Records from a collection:
•••••

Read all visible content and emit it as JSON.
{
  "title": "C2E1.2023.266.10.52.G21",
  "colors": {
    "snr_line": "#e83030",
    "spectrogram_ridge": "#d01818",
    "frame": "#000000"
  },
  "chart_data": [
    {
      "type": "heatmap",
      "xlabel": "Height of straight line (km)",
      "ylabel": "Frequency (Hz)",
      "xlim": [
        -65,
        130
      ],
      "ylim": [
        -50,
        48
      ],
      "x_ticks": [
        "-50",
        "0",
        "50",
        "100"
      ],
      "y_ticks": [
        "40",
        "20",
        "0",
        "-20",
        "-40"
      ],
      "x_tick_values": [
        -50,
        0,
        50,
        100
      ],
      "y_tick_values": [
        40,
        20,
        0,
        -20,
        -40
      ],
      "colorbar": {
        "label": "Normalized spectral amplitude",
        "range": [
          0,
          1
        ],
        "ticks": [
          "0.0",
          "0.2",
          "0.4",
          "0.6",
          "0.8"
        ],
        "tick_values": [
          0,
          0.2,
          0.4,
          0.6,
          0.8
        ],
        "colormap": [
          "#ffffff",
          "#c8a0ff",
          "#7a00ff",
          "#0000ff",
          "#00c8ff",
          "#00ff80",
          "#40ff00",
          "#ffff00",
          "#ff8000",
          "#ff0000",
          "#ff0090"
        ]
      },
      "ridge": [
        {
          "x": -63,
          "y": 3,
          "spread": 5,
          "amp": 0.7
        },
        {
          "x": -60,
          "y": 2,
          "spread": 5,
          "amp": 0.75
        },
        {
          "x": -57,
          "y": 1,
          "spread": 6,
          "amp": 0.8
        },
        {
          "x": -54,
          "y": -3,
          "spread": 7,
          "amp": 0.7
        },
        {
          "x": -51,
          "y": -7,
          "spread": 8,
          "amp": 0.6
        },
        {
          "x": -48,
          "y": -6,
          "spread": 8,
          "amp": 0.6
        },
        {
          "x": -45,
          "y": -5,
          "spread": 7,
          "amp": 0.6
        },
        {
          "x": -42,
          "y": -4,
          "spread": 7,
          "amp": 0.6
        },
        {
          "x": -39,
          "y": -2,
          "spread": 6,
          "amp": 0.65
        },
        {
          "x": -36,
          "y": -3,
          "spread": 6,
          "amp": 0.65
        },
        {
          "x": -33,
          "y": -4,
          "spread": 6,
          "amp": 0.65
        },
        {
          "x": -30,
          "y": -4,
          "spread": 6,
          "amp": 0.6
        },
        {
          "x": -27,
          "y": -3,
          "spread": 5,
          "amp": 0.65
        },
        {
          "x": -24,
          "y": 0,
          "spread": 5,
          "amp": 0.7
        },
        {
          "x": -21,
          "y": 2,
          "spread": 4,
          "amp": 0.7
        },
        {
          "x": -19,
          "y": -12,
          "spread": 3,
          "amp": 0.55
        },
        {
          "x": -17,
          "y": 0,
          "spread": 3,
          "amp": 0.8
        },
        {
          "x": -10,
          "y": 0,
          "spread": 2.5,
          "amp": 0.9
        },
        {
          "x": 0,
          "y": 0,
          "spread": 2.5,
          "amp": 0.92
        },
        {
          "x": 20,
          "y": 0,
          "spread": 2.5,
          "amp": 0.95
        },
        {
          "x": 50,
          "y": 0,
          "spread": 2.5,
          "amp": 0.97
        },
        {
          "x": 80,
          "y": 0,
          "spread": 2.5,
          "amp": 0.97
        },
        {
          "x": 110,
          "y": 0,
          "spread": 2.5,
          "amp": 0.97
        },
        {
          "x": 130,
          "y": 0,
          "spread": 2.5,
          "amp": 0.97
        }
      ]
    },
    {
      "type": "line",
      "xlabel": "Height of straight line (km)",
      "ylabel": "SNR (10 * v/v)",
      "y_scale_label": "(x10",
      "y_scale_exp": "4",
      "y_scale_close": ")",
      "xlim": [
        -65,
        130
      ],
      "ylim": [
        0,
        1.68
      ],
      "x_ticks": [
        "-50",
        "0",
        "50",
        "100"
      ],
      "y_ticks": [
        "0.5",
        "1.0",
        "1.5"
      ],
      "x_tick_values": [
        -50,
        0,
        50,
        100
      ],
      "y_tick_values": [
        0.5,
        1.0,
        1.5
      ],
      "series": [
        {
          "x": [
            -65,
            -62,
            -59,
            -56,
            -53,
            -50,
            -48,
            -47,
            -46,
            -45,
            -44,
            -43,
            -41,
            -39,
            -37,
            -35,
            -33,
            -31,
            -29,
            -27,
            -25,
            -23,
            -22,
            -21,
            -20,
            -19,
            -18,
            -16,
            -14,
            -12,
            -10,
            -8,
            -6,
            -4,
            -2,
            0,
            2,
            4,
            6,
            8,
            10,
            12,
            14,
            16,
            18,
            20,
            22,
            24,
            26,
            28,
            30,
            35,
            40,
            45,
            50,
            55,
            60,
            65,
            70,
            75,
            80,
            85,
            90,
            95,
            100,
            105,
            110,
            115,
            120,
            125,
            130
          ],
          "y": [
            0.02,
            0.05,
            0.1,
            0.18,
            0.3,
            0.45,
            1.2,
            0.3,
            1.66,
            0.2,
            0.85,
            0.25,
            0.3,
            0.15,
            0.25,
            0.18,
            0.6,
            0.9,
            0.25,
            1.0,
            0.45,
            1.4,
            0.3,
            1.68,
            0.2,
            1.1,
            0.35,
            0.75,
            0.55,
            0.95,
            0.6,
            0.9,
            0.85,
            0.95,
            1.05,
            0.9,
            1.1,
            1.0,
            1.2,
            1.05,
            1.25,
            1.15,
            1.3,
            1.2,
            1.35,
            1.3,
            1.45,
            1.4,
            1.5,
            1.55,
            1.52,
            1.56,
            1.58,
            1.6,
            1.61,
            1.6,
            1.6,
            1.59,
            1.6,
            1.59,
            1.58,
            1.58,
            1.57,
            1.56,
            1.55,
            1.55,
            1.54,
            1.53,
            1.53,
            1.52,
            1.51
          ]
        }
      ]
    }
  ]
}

•••••

(EXERCISE GOAL): Your task is to give the records above again, exactly.

(SOLUTION):
Read all visible content and emit it as JSON.
{
  "title": "C2E1.2023.266.10.52.G21",
  "colors": {
    "snr_line": "#e83030",
    "spectrogram_ridge": "#d01818",
    "frame": "#000000"
  },
  "chart_data": [
    {
      "type": "heatmap",
      "xlabel": "Height of straight line (km)",
      "ylabel": "Frequency (Hz)",
      "xlim": [
        -65,
        130
      ],
      "ylim": [
        -50,
        48
      ],
      "x_ticks": [
        "-50",
        "0",
        "50",
        "100"
      ],
      "y_ticks": [
        "40",
        "20",
        "0",
        "-20",
        "-40"
      ],
      "x_tick_values": [
        -50,
        0,
        50,
        100
      ],
      "y_tick_values": [
        40,
        20,
        0,
        -20,
        -40
      ],
      "colorbar": {
        "label": "Normalized spectral amplitude",
        "range": [
          0,
          1
        ],
        "ticks": [
          "0.0",
          "0.2",
          "0.4",
          "0.6",
          "0.8"
        ],
        "tick_values": [
          0,
          0.2,
          0.4,
          0.6,
          0.8
        ],
        "colormap": [
          "#ffffff",
          "#c8a0ff",
          "#7a00ff",
          "#0000ff",
          "#00c8ff",
          "#00ff80",
          "#40ff00",
          "#ffff00",
          "#ff8000",
          "#ff0000",
          "#ff0090"
        ]
      },
      "ridge": [
        {
          "x": -63,
          "y": 3,
          "spread": 5,
          "amp": 0.7
        },
        {
          "x": -60,
          "y": 2,
          "spread": 5,
          "amp": 0.75
        },
        {
          "x": -57,
          "y": 1,
          "spread": 6,
          "amp": 0.8
        },
        {
          "x": -54,
          "y": -3,
          "spread": 7,
          "amp": 0.7
        },
        {
          "x": -51,
          "y": -7,
          "spread": 8,
          "amp": 0.6
        },
        {
          "x": -48,
          "y": -6,
          "spread": 8,
          "amp": 0.6
        },
        {
          "x": -45,
          "y": -5,
          "spread": 7,
          "amp": 0.6
        },
        {
          "x": -42,
          "y": -4,
          "spread": 7,
          "amp": 0.6
        },
        {
          "x": -39,
          "y": -2,
          "spread": 6,
          "amp": 0.65
        },
        {
          "x": -36,
          "y": -3,
          "spread": 6,
          "amp": 0.65
        },
        {
          "x": -33,
          "y": -4,
          "spread": 6,
          "amp": 0.65
        },
        {
          "x": -30,
          "y": -4,
          "spread": 6,
          "amp": 0.6
        },
        {
          "x": -27,
          "y": -3,
          "spread": 5,
          "amp": 0.65
        },
        {
          "x": -24,
          "y": 0,
          "spread": 5,
          "amp": 0.7
        },
        {
          "x": -21,
          "y": 2,
          "spread": 4,
          "amp": 0.7
        },
        {
          "x": -19,
          "y": -12,
          "spread": 3,
          "amp": 0.55
        },
        {
          "x": -17,
          "y": 0,
          "spread": 3,
          "amp": 0.8
        },
        {
          "x": -10,
          "y": 0,
          "spread": 2.5,
          "amp": 0.9
        },
        {
          "x": 0,
          "y": 0,
          "spread": 2.5,
          "amp": 0.92
        },
        {
          "x": 20,
          "y": 0,
          "spread": 2.5,
          "amp": 0.95
        },
        {
          "x": 50,
          "y": 0,
          "spread": 2.5,
          "amp": 0.97
        },
        {
          "x": 80,
          "y": 0,
          "spread": 2.5,
          "amp": 0.97
        },
        {
          "x": 110,
          "y": 0,
          "spread": 2.5,
          "amp": 0.97
        },
        {
          "x": 130,
          "y": 0,
          "spread": 2.5,
          "amp": 0.97
        }
      ]
    },
    {
      "type": "line",
      "xlabel": "Height of straight line (km)",
      "ylabel": "SNR (10 * v/v)",
      "y_scale_label": "(x10",
      "y_scale_exp": "4",
      "y_scale_close": ")",
      "xlim": [
        -65,
        130
      ],
      "ylim": [
        0,
        1.68
      ],
      "x_ticks": [
        "-50",
        "0",
        "50",
        "100"
      ],
      "y_ticks": [
        "0.5",
        "1.0",
        "1.5"
      ],
      "x_tick_values": [
        -50,
        0,
        50,
        100
      ],
      "y_tick_values": [
        0.5,
        1.0,
        1.5
      ],
      "series": [
        {
          "x": [
            -65,
            -62,
            -59,
            -56,
            -53,
            -50,
            -48,
            -47,
            -46,
            -45,
            -44,
            -43,
            -41,
            -39,
            -37,
            -35,
            -33,
            -31,
            -29,
            -27,
            -25,
            -23,
            -22,
            -21,
            -20,
            -19,
            -18,
            -16,
            -14,
            -12,
            -10,
            -8,
            -6,
            -4,
            -2,
            0,
            2,
            4,
            6,
            8,
            10,
            12,
            14,
            16,
            18,
            20,
            22,
            24,
            26,
            28,
            30,
            35,
            40,
            45,
            50,
            55,
            60,
            65,
            70,
            75,
            80,
            85,
            90,
            95,
            100,
            105,
            110,
            115,
            120,
            125,
            130
          ],
          "y": [
            0.02,
            0.05,
            0.1,
            0.18,
            0.3,
            0.45,
            1.2,
            0.3,
            1.66,
            0.2,
            0.85,
            0.25,
            0.3,
            0.15,
            0.25,
            0.18,
            0.6,
            0.9,
            0.25,
            1.0,
            0.45,
            1.4,
            0.3,
            1.68,
            0.2,
            1.1,
            0.35,
            0.75,
            0.55,
            0.95,
            0.6,
            0.9,
            0.85,
            0.95,
            1.05,
            0.9,
            1.1,
            1.0,
            1.2,
            1.05,
            1.25,
            1.15,
            1.3,
            1.2,
            1.35,
            1.3,
            1.45,
            1.4,
            1.5,
            1.55,
            1.52,
            1.56,
            1.58,
            1.6,
            1.61,
            1.6,
            1.6,
            1.59,
            1.6,
            1.59,
            1.58,
            1.58,
            1.57,
            1.56,
            1.55,
            1.55,
            1.54,
            1.53,
            1.53,
            1.52,
            1.51
          ]
        }
      ]
    }
  ]
}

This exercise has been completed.